* [What the exercise asks] Format the lines below as a JSON list of strings, one string per line, leaving out blank lines.

* [Records to process]
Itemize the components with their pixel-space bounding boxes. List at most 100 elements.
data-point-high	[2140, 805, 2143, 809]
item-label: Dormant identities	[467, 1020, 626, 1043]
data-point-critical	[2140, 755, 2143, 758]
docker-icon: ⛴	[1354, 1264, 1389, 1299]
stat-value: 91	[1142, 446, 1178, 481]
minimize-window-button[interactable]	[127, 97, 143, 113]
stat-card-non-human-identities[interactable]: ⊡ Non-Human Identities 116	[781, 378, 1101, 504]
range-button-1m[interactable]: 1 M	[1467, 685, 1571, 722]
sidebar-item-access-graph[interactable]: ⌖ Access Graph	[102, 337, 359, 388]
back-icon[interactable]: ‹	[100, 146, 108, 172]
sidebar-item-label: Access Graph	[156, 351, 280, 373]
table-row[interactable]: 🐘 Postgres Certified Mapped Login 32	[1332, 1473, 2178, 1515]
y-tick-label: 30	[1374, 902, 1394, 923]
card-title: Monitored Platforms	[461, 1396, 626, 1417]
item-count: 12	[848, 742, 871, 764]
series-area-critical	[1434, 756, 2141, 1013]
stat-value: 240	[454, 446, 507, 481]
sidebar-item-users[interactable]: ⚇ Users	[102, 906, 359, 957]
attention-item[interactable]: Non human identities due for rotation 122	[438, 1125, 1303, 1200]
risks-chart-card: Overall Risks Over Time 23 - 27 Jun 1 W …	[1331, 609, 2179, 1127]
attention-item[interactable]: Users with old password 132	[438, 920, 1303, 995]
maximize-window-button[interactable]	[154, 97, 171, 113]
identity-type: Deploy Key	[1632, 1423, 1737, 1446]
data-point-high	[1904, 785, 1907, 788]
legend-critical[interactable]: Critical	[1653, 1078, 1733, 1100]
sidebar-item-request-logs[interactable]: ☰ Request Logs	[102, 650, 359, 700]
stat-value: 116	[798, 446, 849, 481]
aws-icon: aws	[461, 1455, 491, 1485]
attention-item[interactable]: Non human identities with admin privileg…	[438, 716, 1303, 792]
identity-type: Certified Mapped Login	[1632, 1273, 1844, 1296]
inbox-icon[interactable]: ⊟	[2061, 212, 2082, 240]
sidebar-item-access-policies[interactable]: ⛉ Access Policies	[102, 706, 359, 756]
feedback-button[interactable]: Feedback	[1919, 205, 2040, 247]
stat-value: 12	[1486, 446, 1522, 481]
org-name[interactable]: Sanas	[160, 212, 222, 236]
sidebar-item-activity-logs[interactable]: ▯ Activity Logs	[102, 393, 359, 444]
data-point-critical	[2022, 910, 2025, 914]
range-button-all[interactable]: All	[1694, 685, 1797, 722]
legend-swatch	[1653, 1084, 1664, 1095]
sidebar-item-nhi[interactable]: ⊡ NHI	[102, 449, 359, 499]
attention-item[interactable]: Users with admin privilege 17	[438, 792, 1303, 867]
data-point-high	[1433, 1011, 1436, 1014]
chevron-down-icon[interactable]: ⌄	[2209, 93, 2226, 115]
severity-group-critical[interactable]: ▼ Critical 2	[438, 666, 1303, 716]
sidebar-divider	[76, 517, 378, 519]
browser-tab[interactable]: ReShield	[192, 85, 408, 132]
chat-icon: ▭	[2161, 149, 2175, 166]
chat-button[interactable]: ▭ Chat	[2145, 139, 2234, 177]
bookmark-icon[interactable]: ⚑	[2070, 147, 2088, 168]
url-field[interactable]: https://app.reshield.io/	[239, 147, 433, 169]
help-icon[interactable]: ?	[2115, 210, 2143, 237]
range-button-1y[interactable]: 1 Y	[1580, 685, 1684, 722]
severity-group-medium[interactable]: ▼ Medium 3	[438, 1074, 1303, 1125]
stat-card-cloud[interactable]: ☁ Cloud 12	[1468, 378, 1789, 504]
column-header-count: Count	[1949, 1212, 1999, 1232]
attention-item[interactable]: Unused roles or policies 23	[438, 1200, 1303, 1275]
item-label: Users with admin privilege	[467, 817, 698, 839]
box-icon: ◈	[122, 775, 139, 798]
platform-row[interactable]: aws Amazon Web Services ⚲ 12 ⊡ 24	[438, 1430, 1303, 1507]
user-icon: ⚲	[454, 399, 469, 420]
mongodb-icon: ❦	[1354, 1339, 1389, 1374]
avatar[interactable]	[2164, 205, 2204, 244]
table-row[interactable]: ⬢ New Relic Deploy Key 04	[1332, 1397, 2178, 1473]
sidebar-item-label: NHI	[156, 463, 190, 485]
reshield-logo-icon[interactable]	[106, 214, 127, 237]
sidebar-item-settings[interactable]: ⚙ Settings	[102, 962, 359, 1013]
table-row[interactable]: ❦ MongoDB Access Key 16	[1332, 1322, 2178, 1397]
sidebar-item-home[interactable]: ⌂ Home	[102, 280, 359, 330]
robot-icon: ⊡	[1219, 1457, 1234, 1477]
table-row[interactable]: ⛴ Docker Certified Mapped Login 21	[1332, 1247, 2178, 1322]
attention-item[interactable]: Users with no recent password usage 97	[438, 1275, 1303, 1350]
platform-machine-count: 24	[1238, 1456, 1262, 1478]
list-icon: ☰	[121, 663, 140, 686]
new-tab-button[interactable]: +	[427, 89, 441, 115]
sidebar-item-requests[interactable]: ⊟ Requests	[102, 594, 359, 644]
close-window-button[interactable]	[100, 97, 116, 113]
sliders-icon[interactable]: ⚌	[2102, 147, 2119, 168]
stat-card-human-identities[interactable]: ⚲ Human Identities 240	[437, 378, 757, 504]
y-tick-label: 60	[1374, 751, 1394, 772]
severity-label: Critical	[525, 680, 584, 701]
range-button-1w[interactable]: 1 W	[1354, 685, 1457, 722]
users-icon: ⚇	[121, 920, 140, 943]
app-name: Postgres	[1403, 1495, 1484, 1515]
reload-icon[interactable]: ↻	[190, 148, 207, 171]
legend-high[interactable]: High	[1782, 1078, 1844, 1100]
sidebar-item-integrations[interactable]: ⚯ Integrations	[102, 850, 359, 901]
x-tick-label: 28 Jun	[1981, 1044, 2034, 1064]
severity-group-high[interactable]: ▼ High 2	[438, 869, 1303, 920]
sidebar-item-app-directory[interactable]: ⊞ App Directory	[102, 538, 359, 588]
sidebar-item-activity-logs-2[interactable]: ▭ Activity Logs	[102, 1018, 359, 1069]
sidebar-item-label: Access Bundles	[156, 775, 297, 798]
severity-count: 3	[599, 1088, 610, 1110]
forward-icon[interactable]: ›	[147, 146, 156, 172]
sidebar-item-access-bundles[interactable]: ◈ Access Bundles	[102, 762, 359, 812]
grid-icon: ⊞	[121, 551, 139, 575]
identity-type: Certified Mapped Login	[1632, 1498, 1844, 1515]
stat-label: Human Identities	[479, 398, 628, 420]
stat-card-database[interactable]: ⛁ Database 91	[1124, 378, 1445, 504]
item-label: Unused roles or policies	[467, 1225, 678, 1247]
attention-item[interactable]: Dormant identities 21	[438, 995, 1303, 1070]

* [Completed task]
[
  "Itemize the components with their pixel-space bounding boxes. List at most 100 elements.",
  "data-point-high\t[2140, 805, 2143, 809]",
  "item-label: Dormant identities\t[467, 1020, 626, 1043]",
  "data-point-critical\t[2140, 755, 2143, 758]",
  "docker-icon: ⛴\t[1354, 1264, 1389, 1299]",
  "stat-value: 91\t[1142, 446, 1178, 481]",
  "minimize-window-button[interactable]\t[127, 97, 143, 113]",
  "stat-card-non-human-identities[interactable]: ⊡ Non-Human Identities 116\t[781, 378, 1101, 504]",
  "range-button-1m[interactable]: 1 M\t[1467, 685, 1571, 722]",
  "sidebar-item-access-graph[interactable]: ⌖ Access Graph\t[102, 337, 359, 388]",
  "back-icon[interactable]: ‹\t[100, 146, 108, 172]",
  "sidebar-item-label: Access Graph\t[156, 351, 280, 373]",
  "table-row[interactable]: 🐘 Postgres Certified Mapped Login 32\t[1332, 1473, 2178, 1515]",
  "y-tick-label: 30\t[1374, 902, 1394, 923]",
  "card-title: Monitored Platforms\t[461, 1396, 626, 1417]",
  "item-count: 12\t[848, 742, 871, 764]",
  "series-area-critical\t[1434, 756, 2141, 1013]",
  "stat-value: 240\t[454, 446, 507, 481]",
  "sidebar-item-users[interactable]: ⚇ Users\t[102, 906, 359, 957]",
  "attention-item[interactable]: Non human identities due for rotation 122\t[438, 1125, 1303, 1200]",
  "risks-chart-card: Overall Risks Over Time 23 - 27 Jun 1 W …\t[1331, 609, 2179, 1127]",
  "attention-item[interactable]: Users with old password 132\t[438, 920, 1303, 995]",
  "maximize-window-button[interactable]\t[154, 97, 171, 113]",
  "identity-type: Deploy Key\t[1632, 1423, 1737, 1446]",
  "data-point-high\t[1904, 785, 1907, 788]",
  "legend-critical[interactable]: Critical\t[1653, 1078, 1733, 1100]",
  "sidebar-item-request-logs[interactable]: ☰ Request Logs\t[102, 650, 359, 700]",
  "stat-value: 116\t[798, 446, 849, 481]",
  "aws-icon: aws\t[461, 1455, 491, 1485]",
  "attention-item[interactable]: Non human identities with admin privileg…\t[438, 716, 1303, 792]",
  "identity-type: Certified Mapped Login\t[1632, 1273, 1844, 1296]",
  "inbox-icon[interactable]: ⊟\t[2061, 212, 2082, 240]",
  "sidebar-item-access-policies[interactable]: ⛉ Access Policies\t[102, 706, 359, 756]",
  "feedback-button[interactable]: Feedback\t[1919, 205, 2040, 247]",
  "stat-value: 12\t[1486, 446, 1522, 481]",
  "org-name[interactable]: Sanas\t[160, 212, 222, 236]",
  "sidebar-item-activity-logs[interactable]: ▯ Activity Logs\t[102, 393, 359, 444]",
  "data-point-critical\t[2022, 910, 2025, 914]",
  "range-button-all[interactable]: All\t[1694, 685, 1797, 722]",
  "legend-swatch\t[1653, 1084, 1664, 1095]",
  "sidebar-item-nhi[interactable]: ⊡ NHI\t[102, 449, 359, 499]",
  "attention-item[interactable]: Users with admin privilege 17\t[438, 792, 1303, 867]",
  "data-point-high\t[1433, 1011, 1436, 1014]",
  "chevron-down-icon[interactable]: ⌄\t[2209, 93, 2226, 115]",
  "severity-group-critical[interactable]: ▼ Critical 2\t[438, 666, 1303, 716]",
  "sidebar-divider\t[76, 517, 378, 519]",
  "browser-tab[interactable]: ReShield\t[192, 85, 408, 132]",
  "chat-icon: ▭\t[2161, 149, 2175, 166]",
  "chat-button[interactable]: ▭ Chat\t[2145, 139, 2234, 177]",
  "bookmark-icon[interactable]: ⚑\t[2070, 147, 2088, 168]",
  "url-field[interactable]: https://app.reshield.io/\t[239, 147, 433, 169]",
  "help-icon[interactable]: ?\t[2115, 210, 2143, 237]",
  "range-button-1y[interactable]: 1 Y\t[1580, 685, 1684, 722]",
  "severity-group-medium[interactable]: ▼ Medium 3\t[438, 1074, 1303, 1125]",
  "stat-card-cloud[interactable]: ☁ Cloud 12\t[1468, 378, 1789, 504]",
  "column-header-count: Count\t[1949, 1212, 1999, 1232]",
  "attention-item[interactable]: Unused roles or policies 23\t[438, 1200, 1303, 1275]",
  "item-label: Users with admin privilege\t[467, 817, 698, 839]",
  "box-icon: ◈\t[122, 775, 139, 798]",
  "platform-row[interactable]: aws Amazon Web Services ⚲ 12 ⊡ 24\t[438, 1430, 1303, 1507]",
  "user-icon: ⚲\t[454, 399, 469, 420]",
  "mongodb-icon: ❦\t[1354, 1339, 1389, 1374]",
  "avatar[interactable]\t[2164, 205, 2204, 244]",
  "table-row[interactable]: ⬢ New Relic Deploy Key 04\t[1332, 1397, 2178, 1473]",
  "sidebar-item-label: NHI\t[156, 463, 190, 485]",
  "reshield-logo-icon[interactable]\t[106, 214, 127, 237]",
  "sidebar-item-settings[interactable]: ⚙ Settings\t[102, 962, 359, 1013]",
  "table-row[interactable]: ❦ MongoDB Access Key 16\t[1332, 1322, 2178, 1397]",
  "sidebar-item-home[interactable]: ⌂ Home\t[102, 280, 359, 330]",
  "robot-icon: ⊡\t[1219, 1457, 1234, 1477]",
  "table-row[interactable]: ⛴ Docker Certified Mapped Login 21\t[1332, 1247, 2178, 1322]",
  "attention-item[interactable]: Users with no recent password usage 97\t[438, 1275, 1303, 1350]",
  "platform-machine-count: 24\t[1238, 1456, 1262, 1478]",
  "list-icon: ☰\t[121, 663, 140, 686]",
  "new-tab-button[interactable]: +\t[427, 89, 441, 115]",
  "sidebar-item-requests[interactable]: ⊟ Requests\t[102, 594, 359, 644]",
  "close-window-button[interactable]\t[100, 97, 116, 113]",
  "sliders-icon[interactable]: ⚌\t[2102, 147, 2119, 168]",
  "stat-card-human-identities[interactable]: ⚲ Human Identities 240\t[437, 378, 757, 504]",
  "y-tick-label: 60\t[1374, 751, 1394, 772]",
  "severity-label: Critical\t[525, 680, 584, 701]",
  "range-button-1w[interactable]: 1 W\t[1354, 685, 1457, 722]",
  "users-icon: ⚇\t[121, 920, 140, 943]",
  "app-name: Postgres\t[1403, 1495, 1484, 1515]",
  "reload-icon[interactable]: ↻\t[190, 148, 207, 171]",
  "legend-high[interactable]: High\t[1782, 1078, 1844, 1100]",
  "sidebar-item-integrations[interactable]: ⚯ Integrations\t[102, 850, 359, 901]",
  "x-tick-label: 28 Jun\t[1981, 1044, 2034, 1064]",
  "severity-group-high[interactable]: ▼ High 2\t[438, 869, 1303, 920]",
  "sidebar-item-app-directory[interactable]: ⊞ App Directory\t[102, 538, 359, 588]",
  "sidebar-item-activity-logs-2[interactable]: ▭ Activity Logs\t[102, 1018, 359, 1069]",
  "sidebar-item-label: Access Bundles\t[156, 775, 297, 798]",
  "severity-count: 3\t[599, 1088, 610, 1110]",
  "forward-icon[interactable]: ›\t[147, 146, 156, 172]",
  "sidebar-item-access-bundles[interactable]: ◈ Access Bundles\t[102, 762, 359, 812]",
  "grid-icon: ⊞\t[121, 551, 139, 575]",
  "identity-type: Certified Mapped Login\t[1632, 1498, 1844, 1515]",
  "stat-label: Human Identities\t[479, 398, 628, 420]",
  "stat-card-database[interactable]: ⛁ Database 91\t[1124, 378, 1445, 504]",
  "item-label: Unused roles or policies\t[467, 1225, 678, 1247]",
  "attention-item[interactable]: Dormant identities 21\t[438, 995, 1303, 1070]"
]